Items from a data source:
◆ ◆ ◆ ◆
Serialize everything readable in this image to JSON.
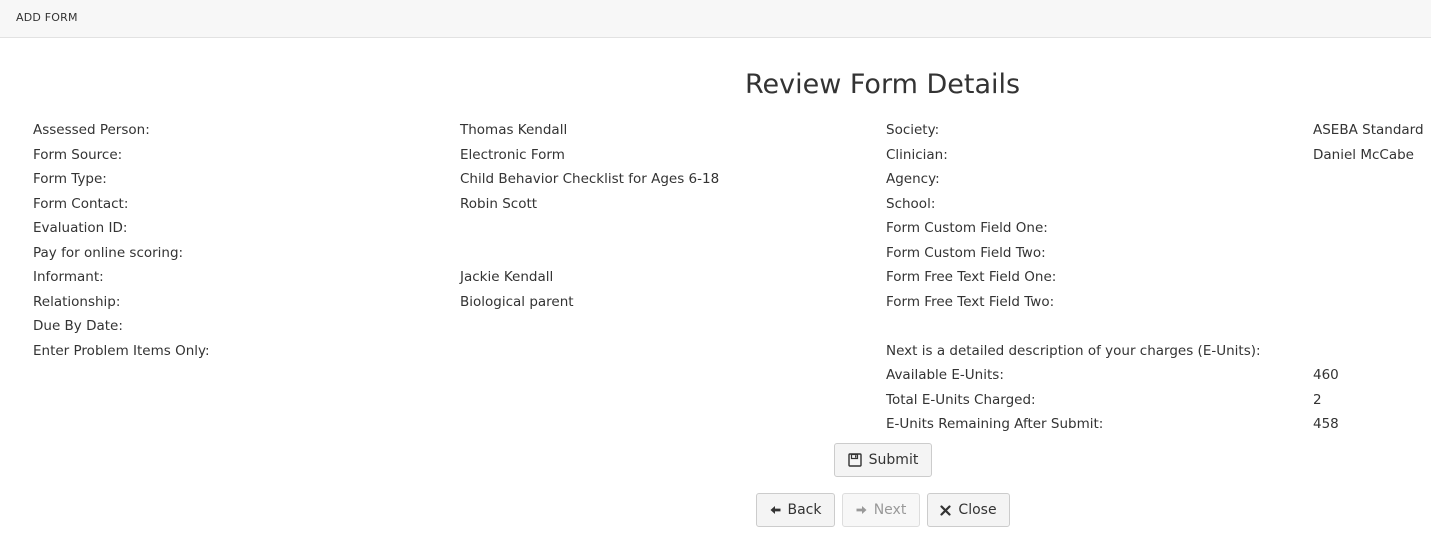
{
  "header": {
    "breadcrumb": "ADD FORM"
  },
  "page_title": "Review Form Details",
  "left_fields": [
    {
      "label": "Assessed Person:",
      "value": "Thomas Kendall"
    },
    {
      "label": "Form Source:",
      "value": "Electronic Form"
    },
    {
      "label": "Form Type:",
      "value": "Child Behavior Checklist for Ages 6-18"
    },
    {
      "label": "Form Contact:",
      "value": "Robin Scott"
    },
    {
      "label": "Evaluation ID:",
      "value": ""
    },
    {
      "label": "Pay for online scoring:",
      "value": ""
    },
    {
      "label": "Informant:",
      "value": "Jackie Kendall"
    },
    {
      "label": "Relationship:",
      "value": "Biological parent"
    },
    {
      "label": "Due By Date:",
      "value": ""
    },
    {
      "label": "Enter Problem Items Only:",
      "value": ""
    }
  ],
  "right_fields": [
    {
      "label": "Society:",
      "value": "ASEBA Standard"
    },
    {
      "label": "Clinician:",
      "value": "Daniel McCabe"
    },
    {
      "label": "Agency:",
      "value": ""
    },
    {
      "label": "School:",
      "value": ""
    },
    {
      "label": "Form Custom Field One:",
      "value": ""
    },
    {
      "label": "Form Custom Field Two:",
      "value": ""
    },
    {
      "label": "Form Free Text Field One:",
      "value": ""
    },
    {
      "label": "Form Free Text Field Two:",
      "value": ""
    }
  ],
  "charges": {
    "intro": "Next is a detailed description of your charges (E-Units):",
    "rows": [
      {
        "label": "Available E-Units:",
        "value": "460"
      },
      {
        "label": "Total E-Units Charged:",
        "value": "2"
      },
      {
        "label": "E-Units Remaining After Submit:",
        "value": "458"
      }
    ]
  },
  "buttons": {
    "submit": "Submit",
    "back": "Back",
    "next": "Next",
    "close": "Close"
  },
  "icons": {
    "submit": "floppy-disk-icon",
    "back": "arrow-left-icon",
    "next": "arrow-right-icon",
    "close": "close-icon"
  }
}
◆ ◆ ◆ ◆
-- Work to complete --
Pictures in the records must not appear in the copy; transcribe everything else precisely.

-- Completed task --
Serialize everything readable in this image to JSON.
{
  "header": {
    "breadcrumb": "ADD FORM"
  },
  "page_title": "Review Form Details",
  "left_fields": [
    {
      "label": "Assessed Person:",
      "value": "Thomas Kendall"
    },
    {
      "label": "Form Source:",
      "value": "Electronic Form"
    },
    {
      "label": "Form Type:",
      "value": "Child Behavior Checklist for Ages 6-18"
    },
    {
      "label": "Form Contact:",
      "value": "Robin Scott"
    },
    {
      "label": "Evaluation ID:",
      "value": ""
    },
    {
      "label": "Pay for online scoring:",
      "value": ""
    },
    {
      "label": "Informant:",
      "value": "Jackie Kendall"
    },
    {
      "label": "Relationship:",
      "value": "Biological parent"
    },
    {
      "label": "Due By Date:",
      "value": ""
    },
    {
      "label": "Enter Problem Items Only:",
      "value": ""
    }
  ],
  "right_fields": [
    {
      "label": "Society:",
      "value": "ASEBA Standard"
    },
    {
      "label": "Clinician:",
      "value": "Daniel McCabe"
    },
    {
      "label": "Agency:",
      "value": ""
    },
    {
      "label": "School:",
      "value": ""
    },
    {
      "label": "Form Custom Field One:",
      "value": ""
    },
    {
      "label": "Form Custom Field Two:",
      "value": ""
    },
    {
      "label": "Form Free Text Field One:",
      "value": ""
    },
    {
      "label": "Form Free Text Field Two:",
      "value": ""
    }
  ],
  "charges": {
    "intro": "Next is a detailed description of your charges (E-Units):",
    "rows": [
      {
        "label": "Available E-Units:",
        "value": "460"
      },
      {
        "label": "Total E-Units Charged:",
        "value": "2"
      },
      {
        "label": "E-Units Remaining After Submit:",
        "value": "458"
      }
    ]
  },
  "buttons": {
    "submit": "Submit",
    "back": "Back",
    "next": "Next",
    "close": "Close"
  },
  "icons": {
    "submit": "floppy-disk-icon",
    "back": "arrow-left-icon",
    "next": "arrow-right-icon",
    "close": "close-icon"
  }
}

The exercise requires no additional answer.